▶ ASSIGNMENT
Read the entries below and pull out each line with the string "Markpfund".
··· RECORDS FOR PROCESSING ···
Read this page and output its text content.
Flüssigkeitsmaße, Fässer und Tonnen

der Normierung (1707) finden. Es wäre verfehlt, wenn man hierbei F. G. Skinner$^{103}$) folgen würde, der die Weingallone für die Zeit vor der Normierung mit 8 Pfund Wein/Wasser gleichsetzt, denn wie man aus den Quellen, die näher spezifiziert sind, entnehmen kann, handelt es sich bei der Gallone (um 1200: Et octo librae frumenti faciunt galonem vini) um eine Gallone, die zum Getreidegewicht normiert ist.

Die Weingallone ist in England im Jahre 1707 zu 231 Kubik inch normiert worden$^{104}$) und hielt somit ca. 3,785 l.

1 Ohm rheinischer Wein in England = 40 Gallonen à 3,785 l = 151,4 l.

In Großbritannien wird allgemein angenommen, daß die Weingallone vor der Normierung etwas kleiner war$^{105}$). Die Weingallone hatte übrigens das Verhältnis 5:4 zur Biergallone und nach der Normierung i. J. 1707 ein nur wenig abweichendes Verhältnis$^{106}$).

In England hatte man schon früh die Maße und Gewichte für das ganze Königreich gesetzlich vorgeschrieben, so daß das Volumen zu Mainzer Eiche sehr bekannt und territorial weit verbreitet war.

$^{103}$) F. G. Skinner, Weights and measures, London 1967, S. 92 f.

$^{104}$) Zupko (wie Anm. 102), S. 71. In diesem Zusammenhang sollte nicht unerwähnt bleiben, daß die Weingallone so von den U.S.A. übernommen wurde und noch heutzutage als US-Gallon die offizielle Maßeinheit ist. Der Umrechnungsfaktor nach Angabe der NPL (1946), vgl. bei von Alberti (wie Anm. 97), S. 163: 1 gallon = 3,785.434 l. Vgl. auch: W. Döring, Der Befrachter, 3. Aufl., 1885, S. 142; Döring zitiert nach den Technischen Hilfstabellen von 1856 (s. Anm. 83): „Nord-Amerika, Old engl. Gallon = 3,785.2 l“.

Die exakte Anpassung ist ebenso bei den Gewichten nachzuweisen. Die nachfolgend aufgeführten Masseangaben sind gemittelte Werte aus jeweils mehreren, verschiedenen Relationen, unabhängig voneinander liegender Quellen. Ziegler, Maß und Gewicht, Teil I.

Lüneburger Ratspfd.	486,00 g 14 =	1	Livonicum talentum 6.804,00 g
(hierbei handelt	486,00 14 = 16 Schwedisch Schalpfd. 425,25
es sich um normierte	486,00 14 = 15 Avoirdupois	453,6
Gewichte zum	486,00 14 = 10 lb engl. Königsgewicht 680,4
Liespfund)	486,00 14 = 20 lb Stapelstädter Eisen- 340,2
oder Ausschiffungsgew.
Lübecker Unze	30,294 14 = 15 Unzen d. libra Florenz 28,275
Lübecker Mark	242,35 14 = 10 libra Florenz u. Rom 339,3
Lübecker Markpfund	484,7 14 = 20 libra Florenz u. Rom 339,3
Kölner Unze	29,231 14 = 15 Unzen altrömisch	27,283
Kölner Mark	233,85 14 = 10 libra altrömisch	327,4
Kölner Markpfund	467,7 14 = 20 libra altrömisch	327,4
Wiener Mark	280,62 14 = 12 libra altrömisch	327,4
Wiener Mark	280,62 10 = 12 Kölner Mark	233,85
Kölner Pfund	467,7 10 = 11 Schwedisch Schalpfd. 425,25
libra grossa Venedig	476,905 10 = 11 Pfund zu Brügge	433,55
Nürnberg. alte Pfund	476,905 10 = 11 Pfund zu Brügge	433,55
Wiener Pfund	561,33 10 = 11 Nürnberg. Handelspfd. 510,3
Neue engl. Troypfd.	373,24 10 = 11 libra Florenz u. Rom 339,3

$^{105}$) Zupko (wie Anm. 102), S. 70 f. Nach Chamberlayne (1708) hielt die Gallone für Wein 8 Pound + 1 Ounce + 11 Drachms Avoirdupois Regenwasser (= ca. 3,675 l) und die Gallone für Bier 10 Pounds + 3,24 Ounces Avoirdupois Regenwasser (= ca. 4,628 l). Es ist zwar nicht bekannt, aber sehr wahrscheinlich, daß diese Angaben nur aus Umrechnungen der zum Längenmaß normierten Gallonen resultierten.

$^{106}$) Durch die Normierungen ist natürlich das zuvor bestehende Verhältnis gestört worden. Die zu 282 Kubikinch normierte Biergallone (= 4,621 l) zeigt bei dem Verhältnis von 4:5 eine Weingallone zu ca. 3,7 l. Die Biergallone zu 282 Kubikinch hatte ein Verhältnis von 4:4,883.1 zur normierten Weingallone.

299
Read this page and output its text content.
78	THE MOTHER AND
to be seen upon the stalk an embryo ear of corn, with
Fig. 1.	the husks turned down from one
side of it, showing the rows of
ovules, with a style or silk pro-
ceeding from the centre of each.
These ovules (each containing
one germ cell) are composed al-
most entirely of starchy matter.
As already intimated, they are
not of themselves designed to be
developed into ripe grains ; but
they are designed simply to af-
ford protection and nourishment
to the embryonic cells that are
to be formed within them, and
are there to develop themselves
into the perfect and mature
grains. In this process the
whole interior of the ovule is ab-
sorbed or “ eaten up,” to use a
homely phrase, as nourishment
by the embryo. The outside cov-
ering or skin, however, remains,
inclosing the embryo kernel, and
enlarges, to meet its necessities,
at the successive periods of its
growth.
···
▶ RESULT OF THIS EXERCISE
Lübecker Markpfund	484,7 14 = 20 libra Florenz u. Rom 339,3
Kölner Markpfund	467,7 14 = 20 libra altrömisch	327,4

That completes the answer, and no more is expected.